··· Stored data ···

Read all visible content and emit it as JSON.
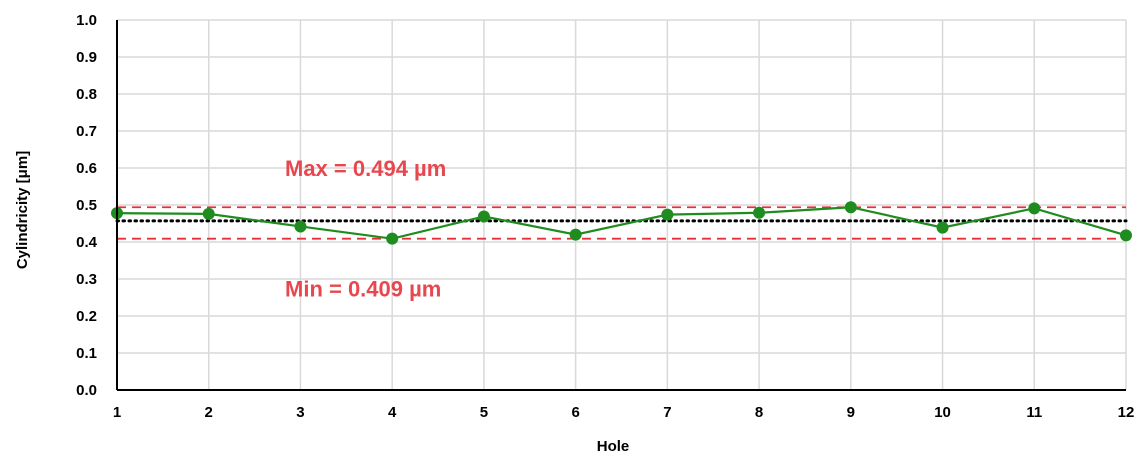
{
  "chart_data": {
    "type": "line",
    "xlabel": "Hole",
    "ylabel": "Cylindricity [μm]",
    "x": [
      1,
      2,
      3,
      4,
      5,
      6,
      7,
      8,
      9,
      10,
      11,
      12
    ],
    "x_tick_labels": [
      "1",
      "2",
      "3",
      "4",
      "5",
      "6",
      "7",
      "8",
      "9",
      "10",
      "11",
      "12"
    ],
    "y_tick_labels": [
      "0.0",
      "0.1",
      "0.2",
      "0.3",
      "0.4",
      "0.5",
      "0.6",
      "0.7",
      "0.8",
      "0.9",
      "1.0"
    ],
    "ylim": [
      0,
      1.0
    ],
    "xlim": [
      1,
      12
    ],
    "grid": true,
    "series": [
      {
        "values": [
          0.478,
          0.476,
          0.442,
          0.409,
          0.469,
          0.42,
          0.474,
          0.479,
          0.494,
          0.439,
          0.491,
          0.418
        ],
        "color": "#1e8c1e"
      }
    ],
    "reference_lines": [
      {
        "kind": "max",
        "value": 0.494,
        "style": "dashed",
        "color": "#e8303a"
      },
      {
        "kind": "min",
        "value": 0.409,
        "style": "dashed",
        "color": "#e8303a"
      },
      {
        "kind": "mean",
        "value": 0.457,
        "style": "dotted",
        "color": "#000000"
      }
    ],
    "annotations": [
      {
        "text": "Max = 0.494 µm",
        "color": "#e8474f",
        "anchor_value": 0.6
      },
      {
        "text": "Min = 0.409 µm",
        "color": "#e8474f",
        "anchor_value": 0.275
      }
    ]
  }
}
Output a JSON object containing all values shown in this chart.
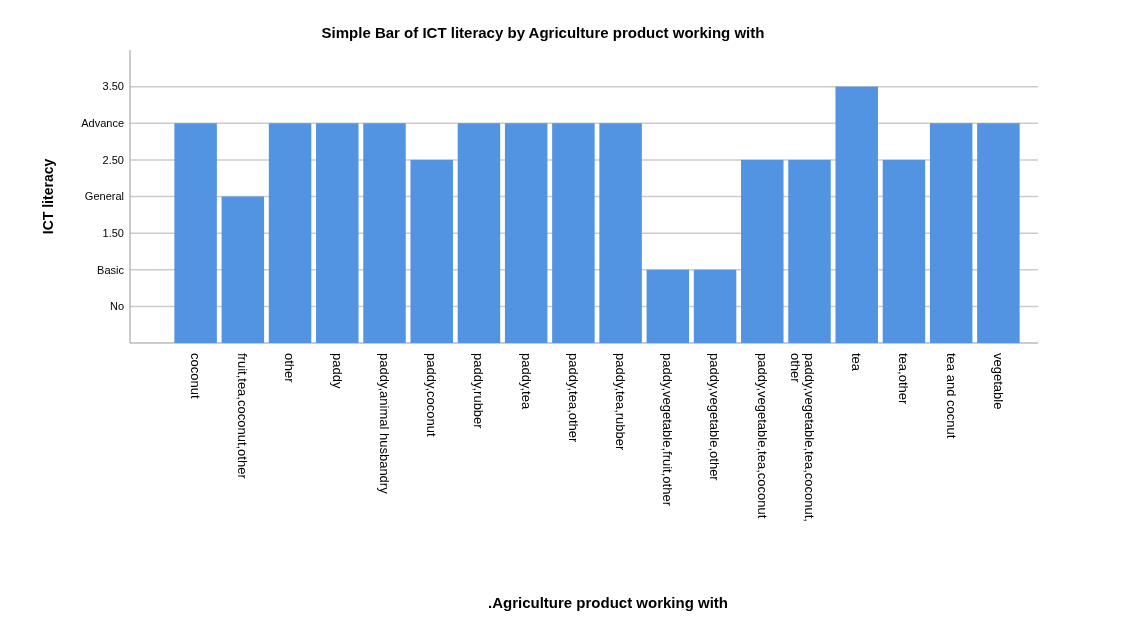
{
  "chart_data": {
    "type": "bar",
    "title": "Simple Bar of ICT literacy by Agriculture product working with",
    "xlabel": ".Agriculture product working with",
    "ylabel": "ICT literacy",
    "categories": [
      "coconut",
      "fruit,tea,coconut,other",
      "other",
      "paddy",
      "paddy,animal husbandry",
      "paddy,coconut",
      "paddy,rubber",
      "paddy,tea",
      "paddy,tea,other",
      "paddy,tea,rubber",
      "paddy,vegetable,fruit,other",
      "paddy,vegetable,other",
      "paddy,vegetable,tea,coconut",
      "paddy,vegetable,tea,coconut,other",
      "tea",
      "tea,other",
      "tea and cocnut",
      "vegetable"
    ],
    "values": [
      3,
      2,
      3,
      3,
      3,
      2.5,
      3,
      3,
      3,
      3,
      1,
      1,
      2.5,
      2.5,
      3.5,
      2.5,
      3,
      3
    ],
    "color": "#5294e2",
    "ylim": [
      0,
      4
    ],
    "yticks": [
      {
        "value": 0.5,
        "label": "No"
      },
      {
        "value": 1,
        "label": "Basic"
      },
      {
        "value": 1.5,
        "label": "1.50"
      },
      {
        "value": 2,
        "label": "General"
      },
      {
        "value": 2.5,
        "label": "2.50"
      },
      {
        "value": 3,
        "label": "Advance"
      },
      {
        "value": 3.5,
        "label": "3.50"
      }
    ],
    "grid": "y"
  }
}
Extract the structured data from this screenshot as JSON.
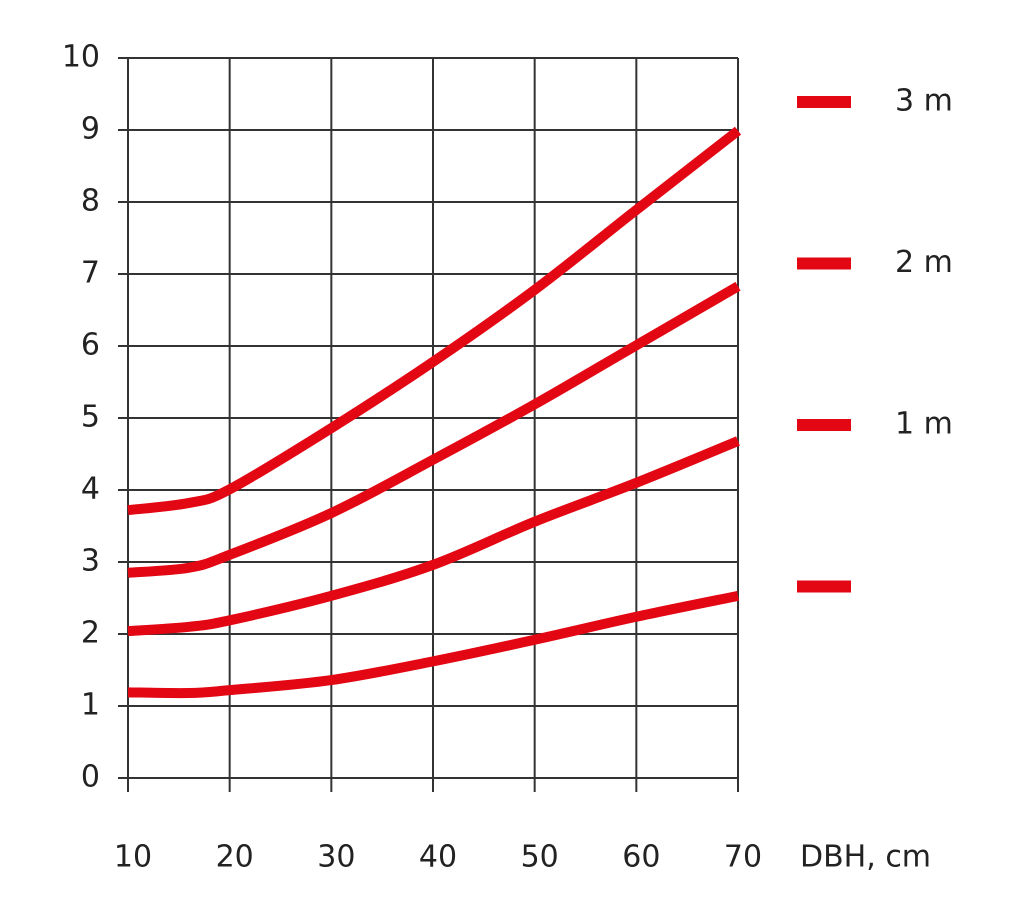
{
  "chart_data": {
    "type": "line",
    "x_label": "DBH, cm",
    "x": [
      10,
      16,
      20,
      30,
      40,
      50,
      60,
      70
    ],
    "series": [
      {
        "name": "3 m",
        "color": "#e30613",
        "values": [
          3.72,
          3.82,
          4.01,
          4.86,
          5.78,
          6.78,
          7.89,
          8.99
        ]
      },
      {
        "name": "2 m",
        "color": "#e30613",
        "values": [
          2.85,
          2.92,
          3.1,
          3.68,
          4.42,
          5.19,
          6.01,
          6.83
        ]
      },
      {
        "name": "1 m",
        "color": "#e30613",
        "values": [
          2.04,
          2.1,
          2.19,
          2.53,
          2.96,
          3.56,
          4.1,
          4.68
        ]
      },
      {
        "color": "#e30613",
        "values": [
          1.19,
          1.18,
          1.22,
          1.36,
          1.62,
          1.92,
          2.24,
          2.53
        ]
      }
    ],
    "xlim": [
      10,
      70
    ],
    "xticks": [
      10,
      20,
      30,
      40,
      50,
      60,
      70
    ],
    "ylim": [
      0,
      10
    ],
    "yticks": [
      0,
      1,
      2,
      3,
      4,
      5,
      6,
      7,
      8,
      9,
      10
    ],
    "grid": true
  }
}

···

:: Task to carry out ::
Copy every line from the records above that contains the word "Agriculture".

:: Task output ::
    "title": "Simple Bar of ICT literacy by Agriculture product working with",
    "xlabel": ".Agriculture product working with",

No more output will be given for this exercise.